------ SUPPLIED ENTRIES

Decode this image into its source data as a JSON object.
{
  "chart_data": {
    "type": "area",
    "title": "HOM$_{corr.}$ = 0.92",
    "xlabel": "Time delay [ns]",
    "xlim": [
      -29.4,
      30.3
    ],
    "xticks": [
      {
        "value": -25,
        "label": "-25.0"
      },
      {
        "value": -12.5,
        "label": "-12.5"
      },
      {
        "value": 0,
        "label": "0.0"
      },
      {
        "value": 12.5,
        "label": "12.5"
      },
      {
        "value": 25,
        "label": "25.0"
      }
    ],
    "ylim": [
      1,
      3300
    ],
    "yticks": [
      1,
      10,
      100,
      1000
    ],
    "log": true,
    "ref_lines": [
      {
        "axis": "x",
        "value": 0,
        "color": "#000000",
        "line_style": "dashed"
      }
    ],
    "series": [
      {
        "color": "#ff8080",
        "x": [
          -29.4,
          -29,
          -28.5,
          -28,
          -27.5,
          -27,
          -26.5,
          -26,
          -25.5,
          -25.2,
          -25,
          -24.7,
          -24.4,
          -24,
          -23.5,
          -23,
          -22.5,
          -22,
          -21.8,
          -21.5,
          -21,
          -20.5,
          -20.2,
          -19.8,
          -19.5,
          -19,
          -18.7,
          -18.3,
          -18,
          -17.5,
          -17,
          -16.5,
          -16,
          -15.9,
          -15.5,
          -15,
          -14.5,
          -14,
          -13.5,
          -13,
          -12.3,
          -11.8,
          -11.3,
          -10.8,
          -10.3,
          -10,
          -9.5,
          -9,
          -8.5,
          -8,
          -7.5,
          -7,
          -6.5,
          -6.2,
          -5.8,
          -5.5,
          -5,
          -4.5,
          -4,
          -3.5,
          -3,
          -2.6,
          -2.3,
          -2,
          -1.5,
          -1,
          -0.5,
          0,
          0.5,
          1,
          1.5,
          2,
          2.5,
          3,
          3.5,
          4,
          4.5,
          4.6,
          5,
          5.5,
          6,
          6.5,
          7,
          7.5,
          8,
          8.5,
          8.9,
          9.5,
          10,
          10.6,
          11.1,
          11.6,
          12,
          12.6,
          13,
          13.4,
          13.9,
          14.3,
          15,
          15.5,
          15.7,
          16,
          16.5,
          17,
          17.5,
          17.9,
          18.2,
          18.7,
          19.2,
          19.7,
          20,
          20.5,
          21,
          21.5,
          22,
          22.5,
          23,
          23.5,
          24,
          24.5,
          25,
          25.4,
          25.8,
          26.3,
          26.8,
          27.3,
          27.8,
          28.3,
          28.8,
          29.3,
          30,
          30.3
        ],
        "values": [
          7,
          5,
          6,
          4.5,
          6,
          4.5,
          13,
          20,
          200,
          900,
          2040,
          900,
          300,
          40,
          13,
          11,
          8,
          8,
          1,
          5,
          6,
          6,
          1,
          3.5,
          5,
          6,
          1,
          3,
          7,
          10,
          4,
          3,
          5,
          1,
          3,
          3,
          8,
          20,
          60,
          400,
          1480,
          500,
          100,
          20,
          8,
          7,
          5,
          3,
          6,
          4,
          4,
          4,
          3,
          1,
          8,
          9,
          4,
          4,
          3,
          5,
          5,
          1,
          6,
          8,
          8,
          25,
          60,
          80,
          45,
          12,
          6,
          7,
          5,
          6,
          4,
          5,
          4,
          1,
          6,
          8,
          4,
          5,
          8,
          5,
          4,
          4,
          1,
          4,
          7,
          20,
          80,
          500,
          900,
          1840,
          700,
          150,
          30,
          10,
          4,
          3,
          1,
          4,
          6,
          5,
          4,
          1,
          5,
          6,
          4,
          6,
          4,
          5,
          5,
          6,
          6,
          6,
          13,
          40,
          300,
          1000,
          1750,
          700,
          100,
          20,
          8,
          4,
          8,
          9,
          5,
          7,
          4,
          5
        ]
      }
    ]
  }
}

------------

Restate the data above word for word.

ANSWER FOR THIS EXERCISE:
Decode this image into its source data as a JSON object.
{
  "chart_data": {
    "type": "area",
    "title": "HOM$_{corr.}$ = 0.92",
    "xlabel": "Time delay [ns]",
    "xlim": [
      -29.4,
      30.3
    ],
    "xticks": [
      {
        "value": -25,
        "label": "-25.0"
      },
      {
        "value": -12.5,
        "label": "-12.5"
      },
      {
        "value": 0,
        "label": "0.0"
      },
      {
        "value": 12.5,
        "label": "12.5"
      },
      {
        "value": 25,
        "label": "25.0"
      }
    ],
    "ylim": [
      1,
      3300
    ],
    "yticks": [
      1,
      10,
      100,
      1000
    ],
    "log": true,
    "ref_lines": [
      {
        "axis": "x",
        "value": 0,
        "color": "#000000",
        "line_style": "dashed"
      }
    ],
    "series": [
      {
        "color": "#ff8080",
        "x": [
          -29.4,
          -29,
          -28.5,
          -28,
          -27.5,
          -27,
          -26.5,
          -26,
          -25.5,
          -25.2,
          -25,
          -24.7,
          -24.4,
          -24,
          -23.5,
          -23,
          -22.5,
          -22,
          -21.8,
          -21.5,
          -21,
          -20.5,
          -20.2,
          -19.8,
          -19.5,
          -19,
          -18.7,
          -18.3,
          -18,
          -17.5,
          -17,
          -16.5,
          -16,
          -15.9,
          -15.5,
          -15,
          -14.5,
          -14,
          -13.5,
          -13,
          -12.3,
          -11.8,
          -11.3,
          -10.8,
          -10.3,
          -10,
          -9.5,
          -9,
          -8.5,
          -8,
          -7.5,
          -7,
          -6.5,
          -6.2,
          -5.8,
          -5.5,
          -5,
          -4.5,
          -4,
          -3.5,
          -3,
          -2.6,
          -2.3,
          -2,
          -1.5,
          -1,
          -0.5,
          0,
          0.5,
          1,
          1.5,
          2,
          2.5,
          3,
          3.5,
          4,
          4.5,
          4.6,
          5,
          5.5,
          6,
          6.5,
          7,
          7.5,
          8,
          8.5,
          8.9,
          9.5,
          10,
          10.6,
          11.1,
          11.6,
          12,
          12.6,
          13,
          13.4,
          13.9,
          14.3,
          15,
          15.5,
          15.7,
          16,
          16.5,
          17,
          17.5,
          17.9,
          18.2,
          18.7,
          19.2,
          19.7,
          20,
          20.5,
          21,
          21.5,
          22,
          22.5,
          23,
          23.5,
          24,
          24.5,
          25,
          25.4,
          25.8,
          26.3,
          26.8,
          27.3,
          27.8,
          28.3,
          28.8,
          29.3,
          30,
          30.3
        ],
        "values": [
          7,
          5,
          6,
          4.5,
          6,
          4.5,
          13,
          20,
          200,
          900,
          2040,
          900,
          300,
          40,
          13,
          11,
          8,
          8,
          1,
          5,
          6,
          6,
          1,
          3.5,
          5,
          6,
          1,
          3,
          7,
          10,
          4,
          3,
          5,
          1,
          3,
          3,
          8,
          20,
          60,
          400,
          1480,
          500,
          100,
          20,
          8,
          7,
          5,
          3,
          6,
          4,
          4,
          4,
          3,
          1,
          8,
          9,
          4,
          4,
          3,
          5,
          5,
          1,
          6,
          8,
          8,
          25,
          60,
          80,
          45,
          12,
          6,
          7,
          5,
          6,
          4,
          5,
          4,
          1,
          6,
          8,
          4,
          5,
          8,
          5,
          4,
          4,
          1,
          4,
          7,
          20,
          80,
          500,
          900,
          1840,
          700,
          150,
          30,
          10,
          4,
          3,
          1,
          4,
          6,
          5,
          4,
          1,
          5,
          6,
          4,
          6,
          4,
          5,
          5,
          6,
          6,
          6,
          13,
          40,
          300,
          1000,
          1750,
          700,
          100,
          20,
          8,
          4,
          8,
          9,
          5,
          7,
          4,
          5
        ]
      }
    ]
  }
}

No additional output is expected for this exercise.